Records from a data collection:
________

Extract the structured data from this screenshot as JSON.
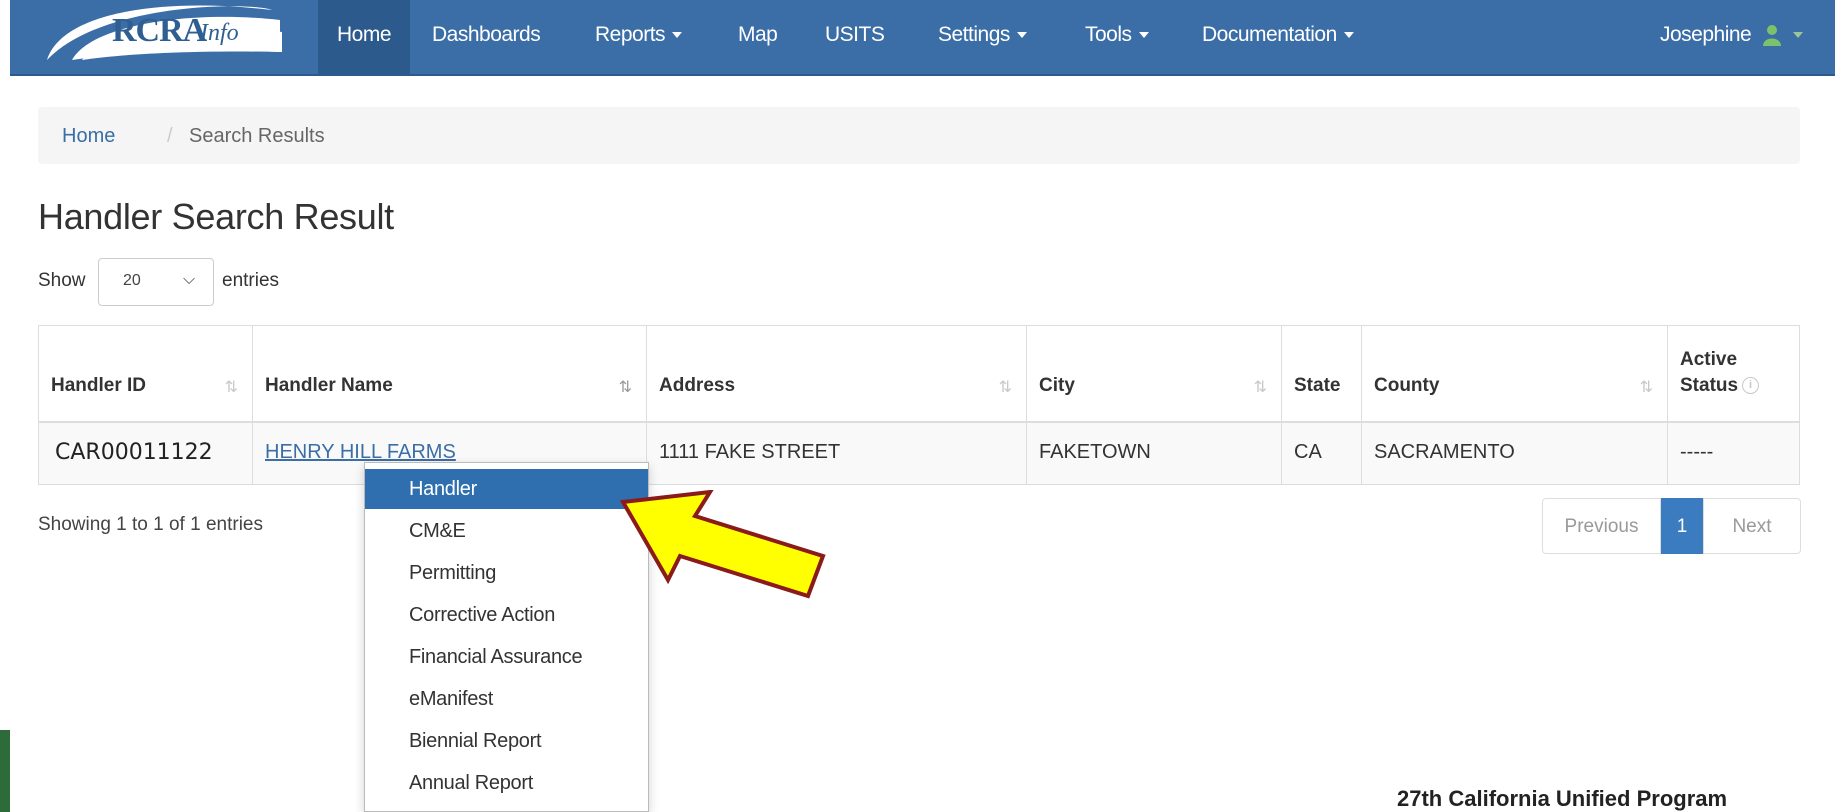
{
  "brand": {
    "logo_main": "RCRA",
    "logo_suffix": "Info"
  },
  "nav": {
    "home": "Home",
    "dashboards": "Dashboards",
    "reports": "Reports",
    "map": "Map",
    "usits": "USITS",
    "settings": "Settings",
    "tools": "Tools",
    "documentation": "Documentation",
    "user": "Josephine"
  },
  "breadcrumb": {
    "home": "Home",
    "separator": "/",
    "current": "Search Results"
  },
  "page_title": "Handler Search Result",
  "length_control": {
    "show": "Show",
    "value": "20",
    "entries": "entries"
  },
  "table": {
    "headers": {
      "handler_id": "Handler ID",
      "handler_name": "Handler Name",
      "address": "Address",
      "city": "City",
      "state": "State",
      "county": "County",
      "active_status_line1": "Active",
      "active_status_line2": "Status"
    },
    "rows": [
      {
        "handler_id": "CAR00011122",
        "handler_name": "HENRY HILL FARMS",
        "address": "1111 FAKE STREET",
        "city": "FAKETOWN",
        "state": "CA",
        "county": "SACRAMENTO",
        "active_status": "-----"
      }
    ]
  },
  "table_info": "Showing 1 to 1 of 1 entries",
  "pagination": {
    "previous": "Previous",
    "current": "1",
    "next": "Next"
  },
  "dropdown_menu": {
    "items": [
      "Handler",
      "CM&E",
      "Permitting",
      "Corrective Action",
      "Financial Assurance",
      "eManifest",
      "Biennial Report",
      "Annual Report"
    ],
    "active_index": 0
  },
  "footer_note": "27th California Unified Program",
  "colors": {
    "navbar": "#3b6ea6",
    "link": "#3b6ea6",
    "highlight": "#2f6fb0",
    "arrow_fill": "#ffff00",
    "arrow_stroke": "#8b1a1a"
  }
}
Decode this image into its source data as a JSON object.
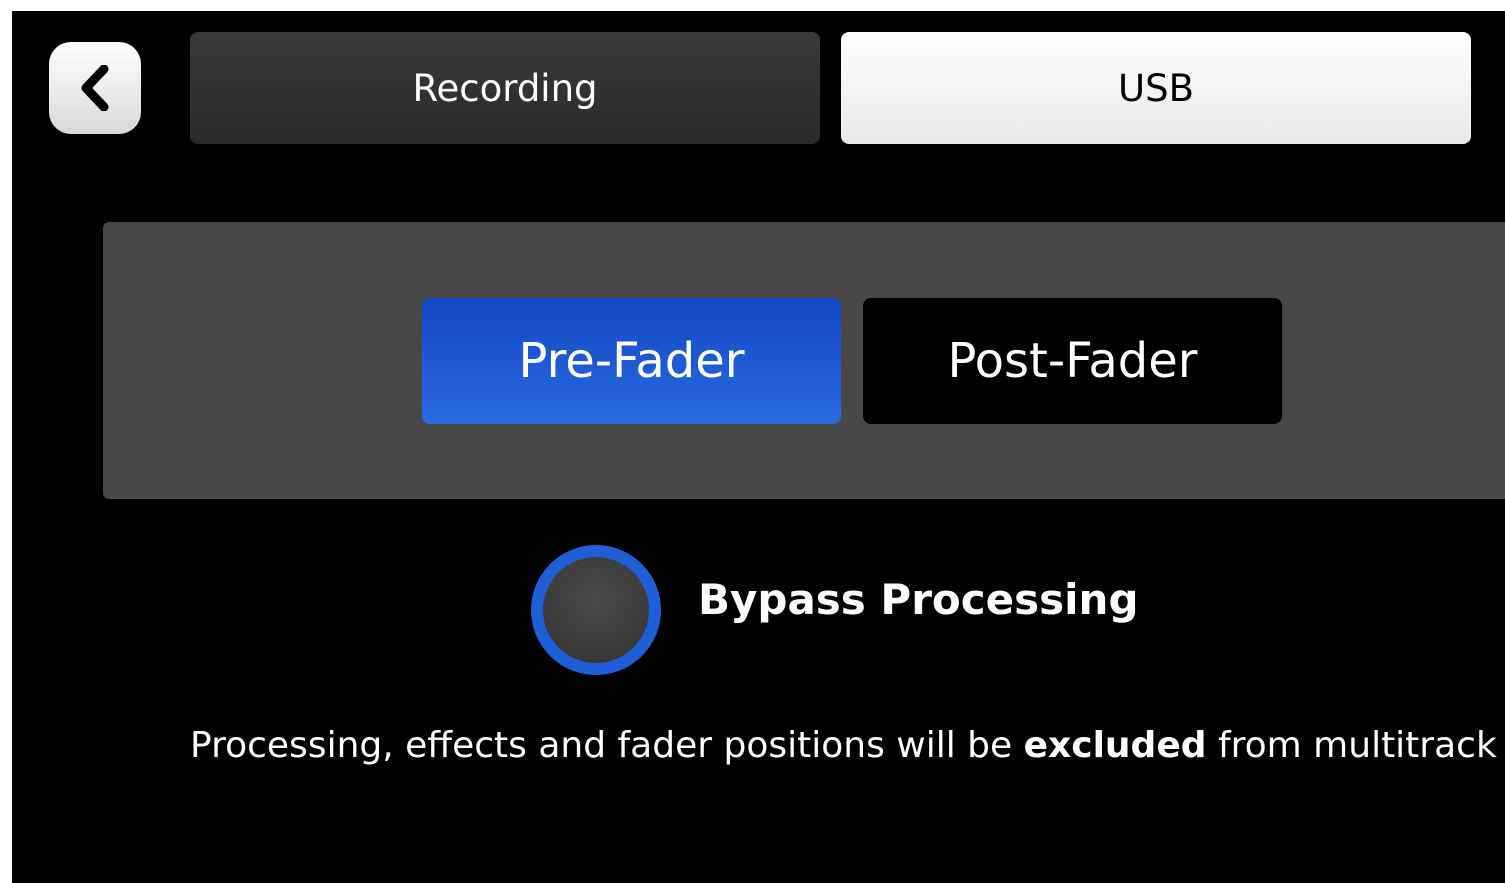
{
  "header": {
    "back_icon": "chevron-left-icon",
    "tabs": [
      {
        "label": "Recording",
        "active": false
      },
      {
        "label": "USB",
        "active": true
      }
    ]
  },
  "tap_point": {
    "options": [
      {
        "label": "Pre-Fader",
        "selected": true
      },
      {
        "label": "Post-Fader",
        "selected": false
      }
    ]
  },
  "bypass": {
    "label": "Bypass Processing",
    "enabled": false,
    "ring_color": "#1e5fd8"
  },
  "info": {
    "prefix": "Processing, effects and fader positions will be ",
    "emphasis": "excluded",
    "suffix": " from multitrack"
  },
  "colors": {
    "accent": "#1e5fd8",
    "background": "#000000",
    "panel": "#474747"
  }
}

________

» PROBLEM
Using the records above, copy each line that contains "address".

» SOLVED EXERCISE
      "address": "Address",
        "address": "1111 FAKE STREET",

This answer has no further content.